Instruction: Rename "field-value" to "field-text" throughout the rows below, keeping every other part of the lines unchanged, and leave the pictures out of your answer.

Extracted records
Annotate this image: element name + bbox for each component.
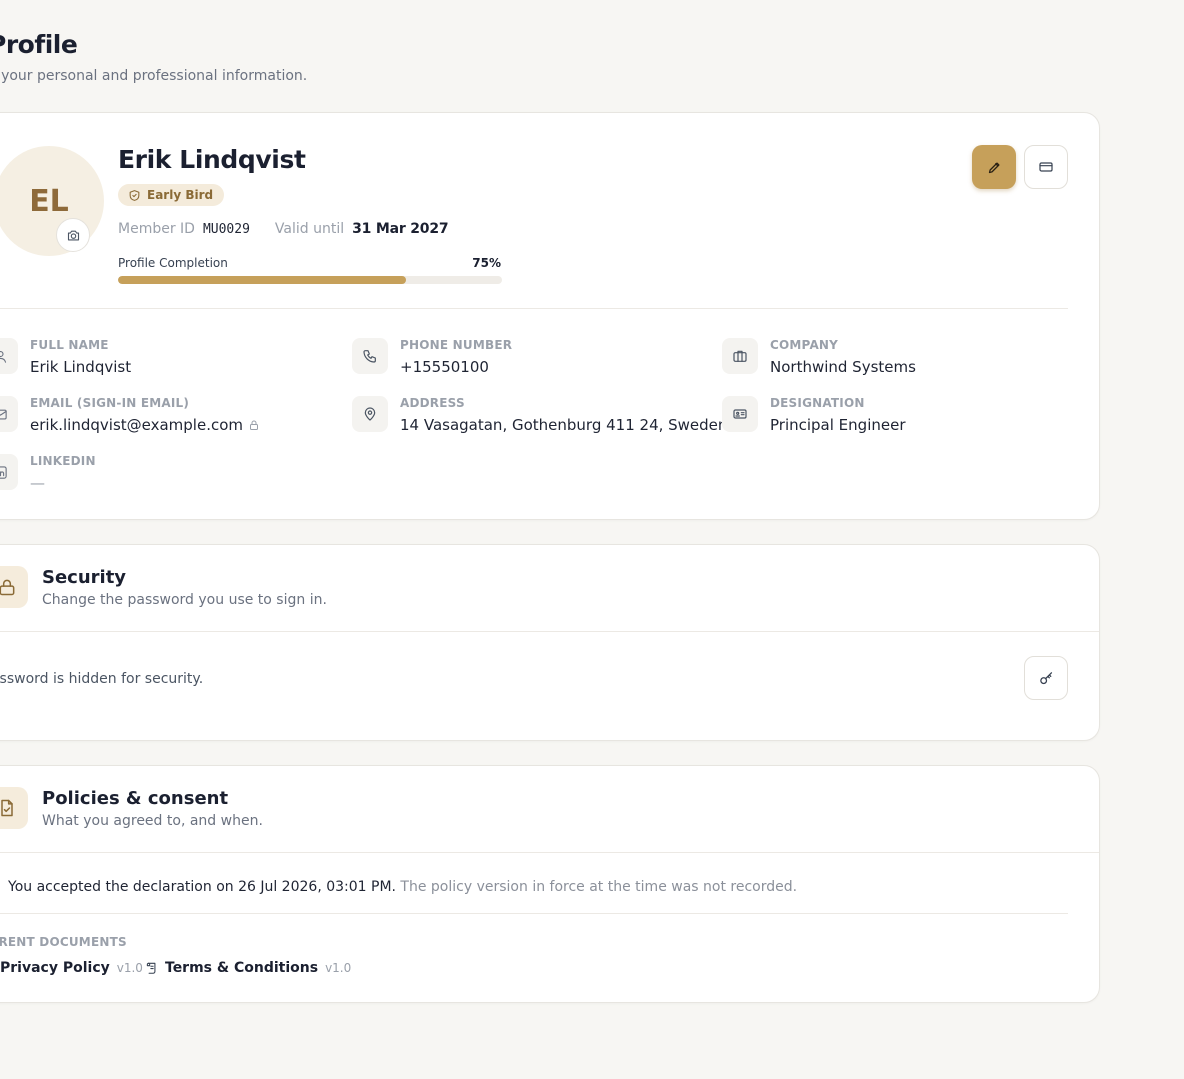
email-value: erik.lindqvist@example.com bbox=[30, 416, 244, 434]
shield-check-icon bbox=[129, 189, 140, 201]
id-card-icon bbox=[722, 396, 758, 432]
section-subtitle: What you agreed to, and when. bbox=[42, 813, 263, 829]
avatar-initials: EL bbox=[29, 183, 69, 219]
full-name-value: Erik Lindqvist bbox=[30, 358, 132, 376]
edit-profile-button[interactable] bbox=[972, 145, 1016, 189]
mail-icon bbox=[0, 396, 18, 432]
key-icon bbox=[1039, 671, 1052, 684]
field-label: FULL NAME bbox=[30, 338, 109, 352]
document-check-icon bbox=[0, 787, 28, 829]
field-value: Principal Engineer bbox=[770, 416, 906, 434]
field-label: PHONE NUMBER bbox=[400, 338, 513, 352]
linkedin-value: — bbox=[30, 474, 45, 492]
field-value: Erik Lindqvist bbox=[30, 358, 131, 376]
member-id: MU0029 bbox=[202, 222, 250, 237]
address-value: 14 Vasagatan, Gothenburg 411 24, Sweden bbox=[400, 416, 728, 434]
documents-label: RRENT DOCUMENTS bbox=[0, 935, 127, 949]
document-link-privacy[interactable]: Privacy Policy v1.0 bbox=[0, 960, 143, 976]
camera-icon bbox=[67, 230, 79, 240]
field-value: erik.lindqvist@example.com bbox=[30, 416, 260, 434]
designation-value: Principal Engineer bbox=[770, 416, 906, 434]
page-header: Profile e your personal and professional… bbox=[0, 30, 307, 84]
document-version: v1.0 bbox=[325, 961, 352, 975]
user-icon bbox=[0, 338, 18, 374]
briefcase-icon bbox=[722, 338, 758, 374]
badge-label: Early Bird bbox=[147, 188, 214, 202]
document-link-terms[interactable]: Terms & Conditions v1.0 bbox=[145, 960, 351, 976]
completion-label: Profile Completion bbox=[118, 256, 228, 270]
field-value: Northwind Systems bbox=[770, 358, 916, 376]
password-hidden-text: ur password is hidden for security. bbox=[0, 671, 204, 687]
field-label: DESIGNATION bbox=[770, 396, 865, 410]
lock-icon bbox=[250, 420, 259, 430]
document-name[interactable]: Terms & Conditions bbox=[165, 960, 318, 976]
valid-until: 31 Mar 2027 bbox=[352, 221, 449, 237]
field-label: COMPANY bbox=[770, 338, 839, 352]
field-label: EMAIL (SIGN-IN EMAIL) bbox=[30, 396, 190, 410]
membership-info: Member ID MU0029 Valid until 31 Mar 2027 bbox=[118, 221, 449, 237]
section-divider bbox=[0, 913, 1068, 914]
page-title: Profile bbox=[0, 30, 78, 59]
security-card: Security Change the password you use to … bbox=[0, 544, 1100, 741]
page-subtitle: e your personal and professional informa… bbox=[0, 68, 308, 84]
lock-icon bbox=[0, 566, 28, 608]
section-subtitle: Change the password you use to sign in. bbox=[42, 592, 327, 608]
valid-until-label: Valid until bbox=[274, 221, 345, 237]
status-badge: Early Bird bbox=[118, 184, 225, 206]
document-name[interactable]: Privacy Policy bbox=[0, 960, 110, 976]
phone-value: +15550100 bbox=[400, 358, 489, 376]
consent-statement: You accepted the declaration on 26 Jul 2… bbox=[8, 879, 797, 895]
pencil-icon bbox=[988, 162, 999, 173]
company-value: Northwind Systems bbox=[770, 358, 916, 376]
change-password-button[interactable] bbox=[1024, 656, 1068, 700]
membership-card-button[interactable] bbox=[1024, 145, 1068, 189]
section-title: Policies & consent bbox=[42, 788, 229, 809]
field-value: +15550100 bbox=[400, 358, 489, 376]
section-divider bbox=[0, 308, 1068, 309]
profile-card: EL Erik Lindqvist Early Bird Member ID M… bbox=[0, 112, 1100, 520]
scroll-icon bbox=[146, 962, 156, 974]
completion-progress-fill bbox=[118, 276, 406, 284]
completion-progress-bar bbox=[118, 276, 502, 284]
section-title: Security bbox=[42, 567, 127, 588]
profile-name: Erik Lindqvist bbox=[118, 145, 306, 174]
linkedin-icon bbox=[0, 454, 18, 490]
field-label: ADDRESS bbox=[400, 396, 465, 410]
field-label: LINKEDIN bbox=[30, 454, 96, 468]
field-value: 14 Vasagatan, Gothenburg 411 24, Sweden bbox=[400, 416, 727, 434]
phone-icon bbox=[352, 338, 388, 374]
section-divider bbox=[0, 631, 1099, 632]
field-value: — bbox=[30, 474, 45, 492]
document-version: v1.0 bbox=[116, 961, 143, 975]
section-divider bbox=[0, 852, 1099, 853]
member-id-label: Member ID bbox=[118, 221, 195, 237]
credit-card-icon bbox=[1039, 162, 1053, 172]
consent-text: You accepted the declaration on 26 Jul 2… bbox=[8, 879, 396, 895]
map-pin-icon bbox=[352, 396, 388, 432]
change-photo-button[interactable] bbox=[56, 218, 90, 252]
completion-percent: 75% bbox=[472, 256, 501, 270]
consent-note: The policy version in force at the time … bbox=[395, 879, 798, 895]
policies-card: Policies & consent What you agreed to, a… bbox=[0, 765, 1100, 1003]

The output:
Annotate this image: element name + bbox for each component.
email-value: erik.lindqvist@example.com bbox=[30, 416, 244, 434]
shield-check-icon bbox=[129, 189, 140, 201]
id-card-icon bbox=[722, 396, 758, 432]
section-subtitle: What you agreed to, and when. bbox=[42, 813, 263, 829]
avatar-initials: EL bbox=[29, 183, 69, 219]
full-name-value: Erik Lindqvist bbox=[30, 358, 132, 376]
edit-profile-button[interactable] bbox=[972, 145, 1016, 189]
mail-icon bbox=[0, 396, 18, 432]
key-icon bbox=[1039, 671, 1052, 684]
field-label: FULL NAME bbox=[30, 338, 109, 352]
document-check-icon bbox=[0, 787, 28, 829]
field-text: Principal Engineer bbox=[770, 416, 906, 434]
field-label: PHONE NUMBER bbox=[400, 338, 513, 352]
linkedin-value: — bbox=[30, 474, 45, 492]
field-text: Erik Lindqvist bbox=[30, 358, 131, 376]
member-id: MU0029 bbox=[202, 222, 250, 237]
address-value: 14 Vasagatan, Gothenburg 411 24, Sweden bbox=[400, 416, 728, 434]
documents-label: RRENT DOCUMENTS bbox=[0, 935, 127, 949]
document-link-privacy[interactable]: Privacy Policy v1.0 bbox=[0, 960, 143, 976]
camera-icon bbox=[67, 230, 79, 240]
field-text: erik.lindqvist@example.com bbox=[30, 416, 260, 434]
designation-value: Principal Engineer bbox=[770, 416, 906, 434]
page-header: Profile e your personal and professional… bbox=[0, 30, 307, 84]
document-version: v1.0 bbox=[325, 961, 352, 975]
user-icon bbox=[0, 338, 18, 374]
briefcase-icon bbox=[722, 338, 758, 374]
badge-label: Early Bird bbox=[147, 188, 214, 202]
document-link-terms[interactable]: Terms & Conditions v1.0 bbox=[145, 960, 351, 976]
completion-label: Profile Completion bbox=[118, 256, 228, 270]
field-text: Northwind Systems bbox=[770, 358, 916, 376]
password-hidden-text: ur password is hidden for security. bbox=[0, 671, 204, 687]
field-label: DESIGNATION bbox=[770, 396, 865, 410]
lock-icon bbox=[250, 420, 259, 430]
document-name[interactable]: Terms & Conditions bbox=[165, 960, 318, 976]
valid-until: 31 Mar 2027 bbox=[352, 221, 449, 237]
field-label: COMPANY bbox=[770, 338, 839, 352]
field-label: EMAIL (SIGN-IN EMAIL) bbox=[30, 396, 190, 410]
membership-info: Member ID MU0029 Valid until 31 Mar 2027 bbox=[118, 221, 449, 237]
section-divider bbox=[0, 913, 1068, 914]
page-title: Profile bbox=[0, 30, 78, 59]
security-card: Security Change the password you use to … bbox=[0, 544, 1100, 741]
page-subtitle: e your personal and professional informa… bbox=[0, 68, 308, 84]
lock-icon bbox=[0, 566, 28, 608]
section-subtitle: Change the password you use to sign in. bbox=[42, 592, 327, 608]
valid-until-label: Valid until bbox=[274, 221, 345, 237]
status-badge: Early Bird bbox=[118, 184, 225, 206]
document-name[interactable]: Privacy Policy bbox=[0, 960, 110, 976]
phone-value: +15550100 bbox=[400, 358, 489, 376]
consent-statement: You accepted the declaration on 26 Jul 2… bbox=[8, 879, 797, 895]
pencil-icon bbox=[988, 162, 999, 173]
company-value: Northwind Systems bbox=[770, 358, 916, 376]
change-password-button[interactable] bbox=[1024, 656, 1068, 700]
membership-card-button[interactable] bbox=[1024, 145, 1068, 189]
section-title: Policies & consent bbox=[42, 788, 229, 809]
field-text: +15550100 bbox=[400, 358, 489, 376]
section-divider bbox=[0, 308, 1068, 309]
profile-card: EL Erik Lindqvist Early Bird Member ID M… bbox=[0, 112, 1100, 520]
scroll-icon bbox=[146, 962, 156, 974]
completion-progress-fill bbox=[118, 276, 406, 284]
completion-progress-bar bbox=[118, 276, 502, 284]
section-title: Security bbox=[42, 567, 127, 588]
profile-name: Erik Lindqvist bbox=[118, 145, 306, 174]
linkedin-icon bbox=[0, 454, 18, 490]
field-label: ADDRESS bbox=[400, 396, 465, 410]
field-label: LINKEDIN bbox=[30, 454, 96, 468]
field-text: 14 Vasagatan, Gothenburg 411 24, Sweden bbox=[400, 416, 727, 434]
phone-icon bbox=[352, 338, 388, 374]
section-divider bbox=[0, 631, 1099, 632]
field-text: — bbox=[30, 474, 45, 492]
document-version: v1.0 bbox=[116, 961, 143, 975]
section-divider bbox=[0, 852, 1099, 853]
member-id-label: Member ID bbox=[118, 221, 195, 237]
credit-card-icon bbox=[1039, 162, 1053, 172]
consent-text: You accepted the declaration on 26 Jul 2… bbox=[8, 879, 396, 895]
map-pin-icon bbox=[352, 396, 388, 432]
change-photo-button[interactable] bbox=[56, 218, 90, 252]
completion-percent: 75% bbox=[472, 256, 501, 270]
consent-note: The policy version in force at the time … bbox=[395, 879, 798, 895]
policies-card: Policies & consent What you agreed to, a… bbox=[0, 765, 1100, 1003]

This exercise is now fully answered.